▸ Instructions for the task
Copy each line with the word "title" in it.

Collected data
● ● ●

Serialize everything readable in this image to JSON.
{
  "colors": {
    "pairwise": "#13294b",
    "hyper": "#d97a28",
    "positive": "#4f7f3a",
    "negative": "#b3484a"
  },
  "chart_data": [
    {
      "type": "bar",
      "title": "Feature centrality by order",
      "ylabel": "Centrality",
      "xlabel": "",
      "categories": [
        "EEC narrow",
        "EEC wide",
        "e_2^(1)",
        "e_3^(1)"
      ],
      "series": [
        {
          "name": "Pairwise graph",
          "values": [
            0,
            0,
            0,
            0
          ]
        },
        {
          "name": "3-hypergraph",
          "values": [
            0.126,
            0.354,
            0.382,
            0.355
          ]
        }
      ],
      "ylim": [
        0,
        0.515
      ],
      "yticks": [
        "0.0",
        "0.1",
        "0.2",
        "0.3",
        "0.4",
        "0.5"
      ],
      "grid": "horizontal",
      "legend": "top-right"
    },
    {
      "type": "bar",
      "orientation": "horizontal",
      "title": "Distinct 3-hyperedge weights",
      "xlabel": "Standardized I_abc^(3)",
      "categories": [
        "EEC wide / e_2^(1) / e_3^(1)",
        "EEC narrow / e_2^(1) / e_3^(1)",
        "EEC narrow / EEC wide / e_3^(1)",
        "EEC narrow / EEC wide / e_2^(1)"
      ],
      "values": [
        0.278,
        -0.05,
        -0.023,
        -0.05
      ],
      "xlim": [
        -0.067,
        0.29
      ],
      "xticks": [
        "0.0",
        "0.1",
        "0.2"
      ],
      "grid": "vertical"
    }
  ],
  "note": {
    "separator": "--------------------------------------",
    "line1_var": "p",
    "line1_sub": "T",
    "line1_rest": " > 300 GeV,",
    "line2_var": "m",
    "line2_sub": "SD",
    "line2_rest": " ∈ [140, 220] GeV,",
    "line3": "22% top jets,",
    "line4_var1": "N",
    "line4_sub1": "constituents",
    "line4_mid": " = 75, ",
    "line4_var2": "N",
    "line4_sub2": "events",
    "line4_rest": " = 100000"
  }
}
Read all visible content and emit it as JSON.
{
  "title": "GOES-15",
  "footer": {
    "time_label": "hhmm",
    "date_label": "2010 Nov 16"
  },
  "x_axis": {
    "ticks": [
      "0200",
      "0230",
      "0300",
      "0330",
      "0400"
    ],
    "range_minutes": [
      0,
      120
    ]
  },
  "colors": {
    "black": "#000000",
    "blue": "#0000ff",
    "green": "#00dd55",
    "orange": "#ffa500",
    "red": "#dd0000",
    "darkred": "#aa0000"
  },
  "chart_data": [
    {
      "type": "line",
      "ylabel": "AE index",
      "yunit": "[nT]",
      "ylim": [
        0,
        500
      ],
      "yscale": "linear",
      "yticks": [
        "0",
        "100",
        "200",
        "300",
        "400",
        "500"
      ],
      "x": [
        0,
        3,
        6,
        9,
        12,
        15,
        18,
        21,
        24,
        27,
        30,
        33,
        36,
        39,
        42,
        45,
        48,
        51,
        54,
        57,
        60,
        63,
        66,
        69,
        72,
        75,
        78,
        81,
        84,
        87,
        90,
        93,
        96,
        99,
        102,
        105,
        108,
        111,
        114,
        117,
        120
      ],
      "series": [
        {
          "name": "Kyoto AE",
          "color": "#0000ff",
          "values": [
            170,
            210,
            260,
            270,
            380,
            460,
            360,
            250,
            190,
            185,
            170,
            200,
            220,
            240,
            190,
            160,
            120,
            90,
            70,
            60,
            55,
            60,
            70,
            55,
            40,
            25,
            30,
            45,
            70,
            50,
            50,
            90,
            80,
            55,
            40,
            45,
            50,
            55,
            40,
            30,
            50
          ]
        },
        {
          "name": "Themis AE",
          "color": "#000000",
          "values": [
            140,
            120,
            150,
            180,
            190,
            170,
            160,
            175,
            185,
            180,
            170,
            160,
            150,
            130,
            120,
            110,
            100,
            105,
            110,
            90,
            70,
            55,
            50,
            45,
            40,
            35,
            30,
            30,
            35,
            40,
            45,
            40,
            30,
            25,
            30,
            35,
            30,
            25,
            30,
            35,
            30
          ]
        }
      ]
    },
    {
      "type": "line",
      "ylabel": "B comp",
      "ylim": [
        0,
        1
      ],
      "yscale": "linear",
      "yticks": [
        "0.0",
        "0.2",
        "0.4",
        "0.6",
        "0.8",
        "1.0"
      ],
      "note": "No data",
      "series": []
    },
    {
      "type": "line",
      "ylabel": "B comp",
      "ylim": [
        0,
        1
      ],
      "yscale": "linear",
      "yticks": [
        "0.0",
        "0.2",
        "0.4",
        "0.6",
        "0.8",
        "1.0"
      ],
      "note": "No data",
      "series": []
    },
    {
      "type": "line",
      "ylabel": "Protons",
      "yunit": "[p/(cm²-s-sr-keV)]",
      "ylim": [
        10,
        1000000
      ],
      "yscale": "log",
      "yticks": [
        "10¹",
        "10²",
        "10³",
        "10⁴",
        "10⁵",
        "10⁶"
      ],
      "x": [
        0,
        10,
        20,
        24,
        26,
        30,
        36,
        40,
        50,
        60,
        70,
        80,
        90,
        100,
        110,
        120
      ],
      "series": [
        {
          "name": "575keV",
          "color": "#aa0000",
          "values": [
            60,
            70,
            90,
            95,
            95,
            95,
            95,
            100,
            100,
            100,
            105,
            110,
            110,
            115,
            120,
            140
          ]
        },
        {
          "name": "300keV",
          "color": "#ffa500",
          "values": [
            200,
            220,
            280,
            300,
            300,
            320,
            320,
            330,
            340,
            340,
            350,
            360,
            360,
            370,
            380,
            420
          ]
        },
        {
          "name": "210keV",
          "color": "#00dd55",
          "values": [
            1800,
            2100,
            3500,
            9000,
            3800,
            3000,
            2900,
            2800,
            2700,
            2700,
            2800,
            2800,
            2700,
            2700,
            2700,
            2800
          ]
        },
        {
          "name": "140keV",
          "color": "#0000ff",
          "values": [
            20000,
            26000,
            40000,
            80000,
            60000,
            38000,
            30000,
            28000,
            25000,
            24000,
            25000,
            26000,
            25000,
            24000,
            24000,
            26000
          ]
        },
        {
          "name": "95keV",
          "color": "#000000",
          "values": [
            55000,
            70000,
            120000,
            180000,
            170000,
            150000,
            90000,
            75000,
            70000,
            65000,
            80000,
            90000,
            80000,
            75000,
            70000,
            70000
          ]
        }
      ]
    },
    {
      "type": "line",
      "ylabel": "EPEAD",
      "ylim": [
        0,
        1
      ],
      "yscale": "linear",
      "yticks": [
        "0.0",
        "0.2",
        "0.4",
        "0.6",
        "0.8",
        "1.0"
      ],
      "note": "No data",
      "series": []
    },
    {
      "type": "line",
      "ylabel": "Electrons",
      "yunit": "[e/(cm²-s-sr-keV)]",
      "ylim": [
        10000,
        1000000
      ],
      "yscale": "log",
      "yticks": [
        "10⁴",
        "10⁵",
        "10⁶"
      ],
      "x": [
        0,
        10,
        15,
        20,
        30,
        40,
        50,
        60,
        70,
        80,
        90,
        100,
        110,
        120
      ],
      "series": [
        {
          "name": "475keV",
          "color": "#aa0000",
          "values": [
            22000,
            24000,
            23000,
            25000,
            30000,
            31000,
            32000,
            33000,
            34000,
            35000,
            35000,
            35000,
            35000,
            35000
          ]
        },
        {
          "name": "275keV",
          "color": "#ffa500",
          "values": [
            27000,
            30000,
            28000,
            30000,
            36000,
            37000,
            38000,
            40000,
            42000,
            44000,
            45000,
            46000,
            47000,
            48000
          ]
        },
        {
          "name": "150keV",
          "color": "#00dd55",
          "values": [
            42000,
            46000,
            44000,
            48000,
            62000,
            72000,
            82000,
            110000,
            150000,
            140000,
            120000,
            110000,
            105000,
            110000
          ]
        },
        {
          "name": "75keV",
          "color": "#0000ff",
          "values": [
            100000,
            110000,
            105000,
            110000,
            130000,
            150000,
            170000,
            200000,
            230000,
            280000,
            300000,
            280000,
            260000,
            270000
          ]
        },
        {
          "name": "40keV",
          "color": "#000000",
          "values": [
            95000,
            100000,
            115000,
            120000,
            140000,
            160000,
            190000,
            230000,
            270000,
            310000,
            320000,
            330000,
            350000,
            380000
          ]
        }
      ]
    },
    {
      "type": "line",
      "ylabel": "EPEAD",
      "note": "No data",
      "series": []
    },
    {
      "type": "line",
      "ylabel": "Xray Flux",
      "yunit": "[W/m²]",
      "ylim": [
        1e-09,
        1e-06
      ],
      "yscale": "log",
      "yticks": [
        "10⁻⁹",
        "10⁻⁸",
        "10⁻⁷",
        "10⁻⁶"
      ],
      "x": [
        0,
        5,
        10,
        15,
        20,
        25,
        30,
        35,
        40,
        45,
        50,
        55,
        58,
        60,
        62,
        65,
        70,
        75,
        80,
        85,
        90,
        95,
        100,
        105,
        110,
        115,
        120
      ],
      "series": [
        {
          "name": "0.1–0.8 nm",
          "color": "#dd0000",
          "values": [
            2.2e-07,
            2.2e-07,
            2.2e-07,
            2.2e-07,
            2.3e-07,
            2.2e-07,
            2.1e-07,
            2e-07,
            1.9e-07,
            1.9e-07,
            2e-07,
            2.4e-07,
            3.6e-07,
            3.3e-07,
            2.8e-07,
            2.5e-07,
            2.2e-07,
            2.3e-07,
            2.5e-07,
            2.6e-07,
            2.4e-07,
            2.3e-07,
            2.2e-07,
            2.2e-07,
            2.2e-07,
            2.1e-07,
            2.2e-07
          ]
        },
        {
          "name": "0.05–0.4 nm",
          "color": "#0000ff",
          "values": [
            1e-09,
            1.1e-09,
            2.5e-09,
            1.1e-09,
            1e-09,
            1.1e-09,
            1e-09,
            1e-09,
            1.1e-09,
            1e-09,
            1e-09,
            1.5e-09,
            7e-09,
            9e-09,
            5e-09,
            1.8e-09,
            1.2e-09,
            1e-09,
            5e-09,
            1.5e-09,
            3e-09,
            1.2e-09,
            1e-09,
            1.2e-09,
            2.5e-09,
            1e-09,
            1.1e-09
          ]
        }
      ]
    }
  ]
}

● ● ●

▸ Response to the exercise
      "title": "Feature centrality by order",
      "title": "Distinct 3-hyperedge weights",
  "title": "GOES-15",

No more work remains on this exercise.